Say how many lines hold the string "that"; please write nothing but the number.

[Dataset items]
· · · · · · ·
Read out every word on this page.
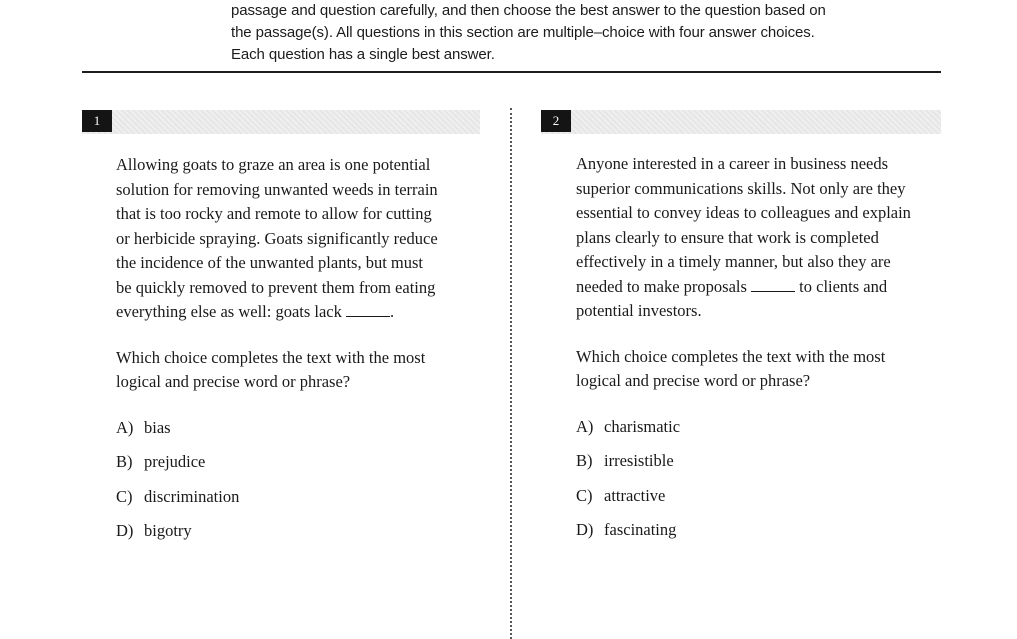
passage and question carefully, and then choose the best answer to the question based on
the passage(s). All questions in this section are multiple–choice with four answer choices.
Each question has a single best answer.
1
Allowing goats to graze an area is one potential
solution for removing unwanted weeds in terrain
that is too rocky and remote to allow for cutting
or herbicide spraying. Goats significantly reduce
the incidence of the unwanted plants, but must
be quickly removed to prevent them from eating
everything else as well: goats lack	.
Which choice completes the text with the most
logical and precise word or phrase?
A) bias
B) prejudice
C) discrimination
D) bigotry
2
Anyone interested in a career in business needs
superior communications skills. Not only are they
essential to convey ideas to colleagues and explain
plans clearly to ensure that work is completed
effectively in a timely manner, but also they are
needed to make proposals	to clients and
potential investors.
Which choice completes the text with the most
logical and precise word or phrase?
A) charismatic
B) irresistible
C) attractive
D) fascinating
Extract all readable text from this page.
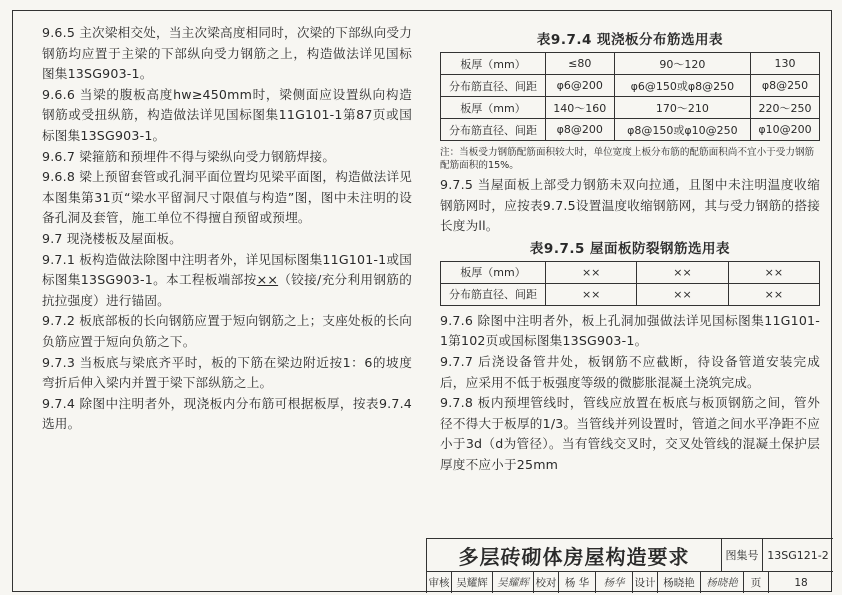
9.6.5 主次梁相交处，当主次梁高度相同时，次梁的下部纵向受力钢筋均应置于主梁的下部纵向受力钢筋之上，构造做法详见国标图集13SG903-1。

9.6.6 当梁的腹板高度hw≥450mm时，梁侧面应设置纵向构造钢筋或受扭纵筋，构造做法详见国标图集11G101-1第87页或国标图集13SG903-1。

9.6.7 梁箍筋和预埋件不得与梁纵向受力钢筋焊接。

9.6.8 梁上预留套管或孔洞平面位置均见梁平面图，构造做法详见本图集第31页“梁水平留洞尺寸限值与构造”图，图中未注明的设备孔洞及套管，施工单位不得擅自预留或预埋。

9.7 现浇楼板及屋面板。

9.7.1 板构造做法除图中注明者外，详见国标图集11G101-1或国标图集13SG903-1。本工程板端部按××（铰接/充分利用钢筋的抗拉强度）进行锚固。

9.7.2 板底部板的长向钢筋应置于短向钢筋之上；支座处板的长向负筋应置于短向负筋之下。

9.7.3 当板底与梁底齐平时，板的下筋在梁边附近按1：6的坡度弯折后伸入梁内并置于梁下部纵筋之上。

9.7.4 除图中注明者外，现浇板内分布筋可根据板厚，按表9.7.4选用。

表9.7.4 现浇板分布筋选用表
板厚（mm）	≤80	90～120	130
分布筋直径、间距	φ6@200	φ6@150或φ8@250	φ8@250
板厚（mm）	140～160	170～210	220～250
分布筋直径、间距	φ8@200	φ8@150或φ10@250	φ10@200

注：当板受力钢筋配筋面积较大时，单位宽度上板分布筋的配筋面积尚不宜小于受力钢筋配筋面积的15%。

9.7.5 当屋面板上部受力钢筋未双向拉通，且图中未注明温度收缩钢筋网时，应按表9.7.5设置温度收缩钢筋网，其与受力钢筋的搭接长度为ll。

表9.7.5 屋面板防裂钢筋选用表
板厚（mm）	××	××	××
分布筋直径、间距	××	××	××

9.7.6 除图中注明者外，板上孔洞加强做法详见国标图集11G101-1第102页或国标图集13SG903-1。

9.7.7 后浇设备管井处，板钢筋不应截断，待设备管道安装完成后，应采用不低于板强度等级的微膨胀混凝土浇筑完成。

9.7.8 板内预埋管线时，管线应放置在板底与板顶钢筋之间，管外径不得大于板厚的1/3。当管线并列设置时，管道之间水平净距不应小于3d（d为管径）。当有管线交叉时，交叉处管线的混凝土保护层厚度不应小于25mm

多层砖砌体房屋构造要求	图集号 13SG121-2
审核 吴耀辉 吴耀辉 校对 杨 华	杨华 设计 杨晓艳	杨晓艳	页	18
· · · · · · ·
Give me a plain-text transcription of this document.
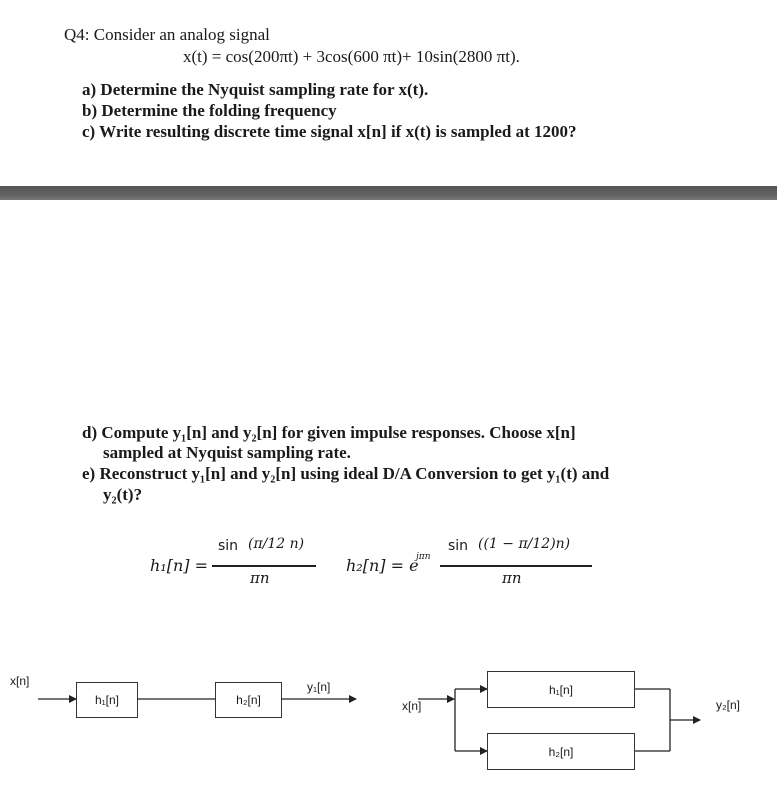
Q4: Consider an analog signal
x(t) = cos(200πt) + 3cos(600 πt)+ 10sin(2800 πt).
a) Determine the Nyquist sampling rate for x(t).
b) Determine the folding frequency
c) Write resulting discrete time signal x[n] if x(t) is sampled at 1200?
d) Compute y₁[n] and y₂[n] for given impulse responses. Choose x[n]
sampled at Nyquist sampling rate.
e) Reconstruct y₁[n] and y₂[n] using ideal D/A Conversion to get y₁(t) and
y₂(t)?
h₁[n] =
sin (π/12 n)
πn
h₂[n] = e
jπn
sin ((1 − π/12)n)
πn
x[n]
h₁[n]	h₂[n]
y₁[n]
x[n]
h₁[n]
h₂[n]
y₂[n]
· · · · · · ·
Solution for this task
2